Task statement ::
Find the string "piuttosto" in the data, then copy every line where it is found.
====== Data supplied
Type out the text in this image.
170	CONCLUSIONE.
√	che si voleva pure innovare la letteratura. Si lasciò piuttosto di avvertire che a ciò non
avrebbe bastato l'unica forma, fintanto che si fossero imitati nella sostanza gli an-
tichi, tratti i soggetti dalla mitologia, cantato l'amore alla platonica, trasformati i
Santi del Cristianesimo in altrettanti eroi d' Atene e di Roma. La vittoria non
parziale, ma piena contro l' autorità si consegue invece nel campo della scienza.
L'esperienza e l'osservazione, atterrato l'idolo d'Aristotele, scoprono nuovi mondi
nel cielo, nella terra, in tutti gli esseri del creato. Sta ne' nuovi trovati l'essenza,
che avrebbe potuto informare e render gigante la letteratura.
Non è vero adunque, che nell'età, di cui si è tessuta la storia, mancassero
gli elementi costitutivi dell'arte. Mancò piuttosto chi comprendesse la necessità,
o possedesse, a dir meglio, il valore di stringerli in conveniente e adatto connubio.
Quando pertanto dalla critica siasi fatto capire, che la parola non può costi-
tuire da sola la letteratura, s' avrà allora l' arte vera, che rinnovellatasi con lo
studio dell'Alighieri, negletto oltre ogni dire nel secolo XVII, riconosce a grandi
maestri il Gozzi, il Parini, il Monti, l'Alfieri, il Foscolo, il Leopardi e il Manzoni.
============
Answer for the task ::
√	che si voleva pure innovare la letteratura. Si lasciò piuttosto di avvertire che a ciò non
gli elementi costitutivi dell'arte. Mancò piuttosto chi comprendesse la necessità,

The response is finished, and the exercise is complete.